PROBLEM DETAILS:
Write each record again exactly as it stands.

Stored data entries
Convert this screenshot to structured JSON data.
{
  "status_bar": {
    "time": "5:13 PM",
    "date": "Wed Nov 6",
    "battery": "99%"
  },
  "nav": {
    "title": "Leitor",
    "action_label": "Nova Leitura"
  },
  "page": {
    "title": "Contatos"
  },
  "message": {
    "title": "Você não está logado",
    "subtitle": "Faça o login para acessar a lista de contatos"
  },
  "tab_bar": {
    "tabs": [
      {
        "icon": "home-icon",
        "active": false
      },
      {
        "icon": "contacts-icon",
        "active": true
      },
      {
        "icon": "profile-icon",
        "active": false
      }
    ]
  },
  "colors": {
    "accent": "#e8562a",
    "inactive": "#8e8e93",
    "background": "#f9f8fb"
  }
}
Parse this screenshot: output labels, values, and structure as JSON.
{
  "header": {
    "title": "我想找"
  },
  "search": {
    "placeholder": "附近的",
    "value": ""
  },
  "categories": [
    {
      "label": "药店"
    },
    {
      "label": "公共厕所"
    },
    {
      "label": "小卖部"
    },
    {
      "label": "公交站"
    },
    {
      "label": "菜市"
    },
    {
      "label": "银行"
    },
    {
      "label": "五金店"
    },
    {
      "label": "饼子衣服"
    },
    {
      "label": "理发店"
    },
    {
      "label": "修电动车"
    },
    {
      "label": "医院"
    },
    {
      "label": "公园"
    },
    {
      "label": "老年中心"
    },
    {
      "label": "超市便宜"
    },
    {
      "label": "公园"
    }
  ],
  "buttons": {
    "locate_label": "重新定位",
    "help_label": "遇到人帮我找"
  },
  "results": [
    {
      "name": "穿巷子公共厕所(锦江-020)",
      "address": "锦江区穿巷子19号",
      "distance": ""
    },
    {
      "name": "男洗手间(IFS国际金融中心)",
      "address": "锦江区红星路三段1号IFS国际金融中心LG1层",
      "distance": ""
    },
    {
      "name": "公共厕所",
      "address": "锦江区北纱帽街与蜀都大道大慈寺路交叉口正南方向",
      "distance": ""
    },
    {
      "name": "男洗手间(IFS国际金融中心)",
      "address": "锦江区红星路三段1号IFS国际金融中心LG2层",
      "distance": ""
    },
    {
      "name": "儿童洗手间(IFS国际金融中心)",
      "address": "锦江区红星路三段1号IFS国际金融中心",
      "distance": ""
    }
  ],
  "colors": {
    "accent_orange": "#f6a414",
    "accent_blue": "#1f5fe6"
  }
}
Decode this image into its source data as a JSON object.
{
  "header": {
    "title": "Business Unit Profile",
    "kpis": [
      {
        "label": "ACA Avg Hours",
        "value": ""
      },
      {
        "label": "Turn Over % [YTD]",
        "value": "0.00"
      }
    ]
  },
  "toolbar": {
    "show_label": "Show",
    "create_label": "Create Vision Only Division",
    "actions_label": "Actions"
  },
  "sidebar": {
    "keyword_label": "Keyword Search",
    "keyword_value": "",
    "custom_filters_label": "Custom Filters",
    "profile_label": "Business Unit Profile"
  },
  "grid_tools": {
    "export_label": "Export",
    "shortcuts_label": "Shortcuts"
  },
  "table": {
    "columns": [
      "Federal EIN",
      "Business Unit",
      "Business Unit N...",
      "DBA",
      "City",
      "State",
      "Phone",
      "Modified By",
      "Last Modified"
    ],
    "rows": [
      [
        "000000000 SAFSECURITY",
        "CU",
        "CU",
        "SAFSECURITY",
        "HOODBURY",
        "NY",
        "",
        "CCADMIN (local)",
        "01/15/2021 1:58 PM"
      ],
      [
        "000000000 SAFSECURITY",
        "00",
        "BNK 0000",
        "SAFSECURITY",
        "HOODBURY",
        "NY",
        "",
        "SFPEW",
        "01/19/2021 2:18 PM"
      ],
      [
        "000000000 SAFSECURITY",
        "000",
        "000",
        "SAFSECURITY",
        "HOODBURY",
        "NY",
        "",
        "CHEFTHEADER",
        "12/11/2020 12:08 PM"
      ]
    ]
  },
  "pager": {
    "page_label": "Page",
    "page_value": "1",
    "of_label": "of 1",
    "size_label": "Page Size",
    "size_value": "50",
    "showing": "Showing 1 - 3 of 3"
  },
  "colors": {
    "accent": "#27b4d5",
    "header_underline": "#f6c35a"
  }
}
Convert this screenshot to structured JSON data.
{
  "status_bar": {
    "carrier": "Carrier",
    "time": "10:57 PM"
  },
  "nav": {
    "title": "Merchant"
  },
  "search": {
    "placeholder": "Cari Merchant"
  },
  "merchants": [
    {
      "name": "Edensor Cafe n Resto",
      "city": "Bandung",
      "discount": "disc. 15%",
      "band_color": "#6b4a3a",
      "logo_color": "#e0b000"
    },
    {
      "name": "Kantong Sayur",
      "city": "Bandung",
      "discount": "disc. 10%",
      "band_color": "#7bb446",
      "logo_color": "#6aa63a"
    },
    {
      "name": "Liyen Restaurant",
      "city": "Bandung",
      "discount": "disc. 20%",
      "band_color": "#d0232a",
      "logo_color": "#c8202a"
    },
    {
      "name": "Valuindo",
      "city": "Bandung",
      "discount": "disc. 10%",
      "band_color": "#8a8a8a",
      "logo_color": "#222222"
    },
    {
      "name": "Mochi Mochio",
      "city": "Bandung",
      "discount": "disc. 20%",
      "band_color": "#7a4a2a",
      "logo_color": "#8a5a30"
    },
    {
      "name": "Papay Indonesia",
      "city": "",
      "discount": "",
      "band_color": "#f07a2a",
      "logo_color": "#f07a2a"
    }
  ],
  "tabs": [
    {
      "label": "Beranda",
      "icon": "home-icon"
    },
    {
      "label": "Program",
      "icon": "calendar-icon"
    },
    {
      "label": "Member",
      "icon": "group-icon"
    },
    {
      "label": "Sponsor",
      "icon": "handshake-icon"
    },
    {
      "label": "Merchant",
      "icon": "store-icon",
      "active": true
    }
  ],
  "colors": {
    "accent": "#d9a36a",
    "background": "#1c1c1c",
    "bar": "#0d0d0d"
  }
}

OUTPUT FOR THIS EXERCISE:
Convert this screenshot to structured JSON data.
{
  "status_bar": {
    "time": "5:13 PM",
    "date": "Wed Nov 6",
    "battery": "99%"
  },
  "nav": {
    "title": "Leitor",
    "action_label": "Nova Leitura"
  },
  "page": {
    "title": "Contatos"
  },
  "message": {
    "title": "Você não está logado",
    "subtitle": "Faça o login para acessar a lista de contatos"
  },
  "tab_bar": {
    "tabs": [
      {
        "icon": "home-icon",
        "active": false
      },
      {
        "icon": "contacts-icon",
        "active": true
      },
      {
        "icon": "profile-icon",
        "active": false
      }
    ]
  },
  "colors": {
    "accent": "#e8562a",
    "inactive": "#8e8e93",
    "background": "#f9f8fb"
  }
}
Parse this screenshot: output labels, values, and structure as JSON.
{
  "header": {
    "title": "我想找"
  },
  "search": {
    "placeholder": "附近的",
    "value": ""
  },
  "categories": [
    {
      "label": "药店"
    },
    {
      "label": "公共厕所"
    },
    {
      "label": "小卖部"
    },
    {
      "label": "公交站"
    },
    {
      "label": "菜市"
    },
    {
      "label": "银行"
    },
    {
      "label": "五金店"
    },
    {
      "label": "饼子衣服"
    },
    {
      "label": "理发店"
    },
    {
      "label": "修电动车"
    },
    {
      "label": "医院"
    },
    {
      "label": "公园"
    },
    {
      "label": "老年中心"
    },
    {
      "label": "超市便宜"
    },
    {
      "label": "公园"
    }
  ],
  "buttons": {
    "locate_label": "重新定位",
    "help_label": "遇到人帮我找"
  },
  "results": [
    {
      "name": "穿巷子公共厕所(锦江-020)",
      "address": "锦江区穿巷子19号",
      "distance": ""
    },
    {
      "name": "男洗手间(IFS国际金融中心)",
      "address": "锦江区红星路三段1号IFS国际金融中心LG1层",
      "distance": ""
    },
    {
      "name": "公共厕所",
      "address": "锦江区北纱帽街与蜀都大道大慈寺路交叉口正南方向",
      "distance": ""
    },
    {
      "name": "男洗手间(IFS国际金融中心)",
      "address": "锦江区红星路三段1号IFS国际金融中心LG2层",
      "distance": ""
    },
    {
      "name": "儿童洗手间(IFS国际金融中心)",
      "address": "锦江区红星路三段1号IFS国际金融中心",
      "distance": ""
    }
  ],
  "colors": {
    "accent_orange": "#f6a414",
    "accent_blue": "#1f5fe6"
  }
}
Decode this image into its source data as a JSON object.
{
  "header": {
    "title": "Business Unit Profile",
    "kpis": [
      {
        "label": "ACA Avg Hours",
        "value": ""
      },
      {
        "label": "Turn Over % [YTD]",
        "value": "0.00"
      }
    ]
  },
  "toolbar": {
    "show_label": "Show",
    "create_label": "Create Vision Only Division",
    "actions_label": "Actions"
  },
  "sidebar": {
    "keyword_label": "Keyword Search",
    "keyword_value": "",
    "custom_filters_label": "Custom Filters",
    "profile_label": "Business Unit Profile"
  },
  "grid_tools": {
    "export_label": "Export",
    "shortcuts_label": "Shortcuts"
  },
  "table": {
    "columns": [
      "Federal EIN",
      "Business Unit",
      "Business Unit N...",
      "DBA",
      "City",
      "State",
      "Phone",
      "Modified By",
      "Last Modified"
    ],
    "rows": [
      [
        "000000000 SAFSECURITY",
        "CU",
        "CU",
        "SAFSECURITY",
        "HOODBURY",
        "NY",
        "",
        "CCADMIN (local)",
        "01/15/2021 1:58 PM"
      ],
      [
        "000000000 SAFSECURITY",
        "00",
        "BNK 0000",
        "SAFSECURITY",
        "HOODBURY",
        "NY",
        "",
        "SFPEW",
        "01/19/2021 2:18 PM"
      ],
      [
        "000000000 SAFSECURITY",
        "000",
        "000",
        "SAFSECURITY",
        "HOODBURY",
        "NY",
        "",
        "CHEFTHEADER",
        "12/11/2020 12:08 PM"
      ]
    ]
  },
  "pager": {
    "page_label": "Page",
    "page_value": "1",
    "of_label": "of 1",
    "size_label": "Page Size",
    "size_value": "50",
    "showing": "Showing 1 - 3 of 3"
  },
  "colors": {
    "accent": "#27b4d5",
    "header_underline": "#f6c35a"
  }
}
Convert this screenshot to structured JSON data.
{
  "status_bar": {
    "carrier": "Carrier",
    "time": "10:57 PM"
  },
  "nav": {
    "title": "Merchant"
  },
  "search": {
    "placeholder": "Cari Merchant"
  },
  "merchants": [
    {
      "name": "Edensor Cafe n Resto",
      "city": "Bandung",
      "discount": "disc. 15%",
      "band_color": "#6b4a3a",
      "logo_color": "#e0b000"
    },
    {
      "name": "Kantong Sayur",
      "city": "Bandung",
      "discount": "disc. 10%",
      "band_color": "#7bb446",
      "logo_color": "#6aa63a"
    },
    {
      "name": "Liyen Restaurant",
      "city": "Bandung",
      "discount": "disc. 20%",
      "band_color": "#d0232a",
      "logo_color": "#c8202a"
    },
    {
      "name": "Valuindo",
      "city": "Bandung",
      "discount": "disc. 10%",
      "band_color": "#8a8a8a",
      "logo_color": "#222222"
    },
    {
      "name": "Mochi Mochio",
      "city": "Bandung",
      "discount": "disc. 20%",
      "band_color": "#7a4a2a",
      "logo_color": "#8a5a30"
    },
    {
      "name": "Papay Indonesia",
      "city": "",
      "discount": "",
      "band_color": "#f07a2a",
      "logo_color": "#f07a2a"
    }
  ],
  "tabs": [
    {
      "label": "Beranda",
      "icon": "home-icon"
    },
    {
      "label": "Program",
      "icon": "calendar-icon"
    },
    {
      "label": "Member",
      "icon": "group-icon"
    },
    {
      "label": "Sponsor",
      "icon": "handshake-icon"
    },
    {
      "label": "Merchant",
      "icon": "store-icon",
      "active": true
    }
  ],
  "colors": {
    "accent": "#d9a36a",
    "background": "#1c1c1c",
    "bar": "#0d0d0d"
  }
}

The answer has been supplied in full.